Data records
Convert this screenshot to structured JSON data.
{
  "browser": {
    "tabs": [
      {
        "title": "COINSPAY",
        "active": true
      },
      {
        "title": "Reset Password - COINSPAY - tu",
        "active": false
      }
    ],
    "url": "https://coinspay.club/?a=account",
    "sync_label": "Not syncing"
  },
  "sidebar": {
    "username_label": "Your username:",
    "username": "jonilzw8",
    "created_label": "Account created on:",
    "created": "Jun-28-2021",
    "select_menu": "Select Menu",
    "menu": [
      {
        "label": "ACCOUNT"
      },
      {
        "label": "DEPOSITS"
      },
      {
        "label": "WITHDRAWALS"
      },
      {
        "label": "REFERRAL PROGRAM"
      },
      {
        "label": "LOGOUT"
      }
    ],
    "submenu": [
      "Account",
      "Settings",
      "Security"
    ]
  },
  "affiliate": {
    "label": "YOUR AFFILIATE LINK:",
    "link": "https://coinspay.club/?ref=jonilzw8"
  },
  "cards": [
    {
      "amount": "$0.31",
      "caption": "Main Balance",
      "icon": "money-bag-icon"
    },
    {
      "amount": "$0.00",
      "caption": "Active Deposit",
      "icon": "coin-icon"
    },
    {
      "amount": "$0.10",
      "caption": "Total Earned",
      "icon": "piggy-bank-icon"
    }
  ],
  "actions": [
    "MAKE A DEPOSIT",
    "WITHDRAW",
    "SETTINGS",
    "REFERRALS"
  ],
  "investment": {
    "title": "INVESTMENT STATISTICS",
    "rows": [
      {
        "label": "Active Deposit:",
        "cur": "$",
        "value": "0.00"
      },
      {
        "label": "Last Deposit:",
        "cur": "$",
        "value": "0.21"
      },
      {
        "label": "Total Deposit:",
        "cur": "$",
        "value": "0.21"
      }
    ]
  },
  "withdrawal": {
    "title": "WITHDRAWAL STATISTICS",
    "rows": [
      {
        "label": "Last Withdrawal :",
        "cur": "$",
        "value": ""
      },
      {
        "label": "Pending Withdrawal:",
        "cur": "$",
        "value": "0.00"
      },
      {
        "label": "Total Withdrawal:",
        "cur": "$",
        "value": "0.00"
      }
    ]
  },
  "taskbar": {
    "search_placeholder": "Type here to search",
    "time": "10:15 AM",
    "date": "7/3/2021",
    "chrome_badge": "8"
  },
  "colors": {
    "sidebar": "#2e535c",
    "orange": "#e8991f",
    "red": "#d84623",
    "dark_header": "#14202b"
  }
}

REQUIREMENT: Using the listing above, reproduce each line without omission.

EXERCISE RESULT:
Convert this screenshot to structured JSON data.
{
  "browser": {
    "tabs": [
      {
        "title": "COINSPAY",
        "active": true
      },
      {
        "title": "Reset Password - COINSPAY - tu",
        "active": false
      }
    ],
    "url": "https://coinspay.club/?a=account",
    "sync_label": "Not syncing"
  },
  "sidebar": {
    "username_label": "Your username:",
    "username": "jonilzw8",
    "created_label": "Account created on:",
    "created": "Jun-28-2021",
    "select_menu": "Select Menu",
    "menu": [
      {
        "label": "ACCOUNT"
      },
      {
        "label": "DEPOSITS"
      },
      {
        "label": "WITHDRAWALS"
      },
      {
        "label": "REFERRAL PROGRAM"
      },
      {
        "label": "LOGOUT"
      }
    ],
    "submenu": [
      "Account",
      "Settings",
      "Security"
    ]
  },
  "affiliate": {
    "label": "YOUR AFFILIATE LINK:",
    "link": "https://coinspay.club/?ref=jonilzw8"
  },
  "cards": [
    {
      "amount": "$0.31",
      "caption": "Main Balance",
      "icon": "money-bag-icon"
    },
    {
      "amount": "$0.00",
      "caption": "Active Deposit",
      "icon": "coin-icon"
    },
    {
      "amount": "$0.10",
      "caption": "Total Earned",
      "icon": "piggy-bank-icon"
    }
  ],
  "actions": [
    "MAKE A DEPOSIT",
    "WITHDRAW",
    "SETTINGS",
    "REFERRALS"
  ],
  "investment": {
    "title": "INVESTMENT STATISTICS",
    "rows": [
      {
        "label": "Active Deposit:",
        "cur": "$",
        "value": "0.00"
      },
      {
        "label": "Last Deposit:",
        "cur": "$",
        "value": "0.21"
      },
      {
        "label": "Total Deposit:",
        "cur": "$",
        "value": "0.21"
      }
    ]
  },
  "withdrawal": {
    "title": "WITHDRAWAL STATISTICS",
    "rows": [
      {
        "label": "Last Withdrawal :",
        "cur": "$",
        "value": ""
      },
      {
        "label": "Pending Withdrawal:",
        "cur": "$",
        "value": "0.00"
      },
      {
        "label": "Total Withdrawal:",
        "cur": "$",
        "value": "0.00"
      }
    ]
  },
  "taskbar": {
    "search_placeholder": "Type here to search",
    "time": "10:15 AM",
    "date": "7/3/2021",
    "chrome_badge": "8"
  },
  "colors": {
    "sidebar": "#2e535c",
    "orange": "#e8991f",
    "red": "#d84623",
    "dark_header": "#14202b"
  }
}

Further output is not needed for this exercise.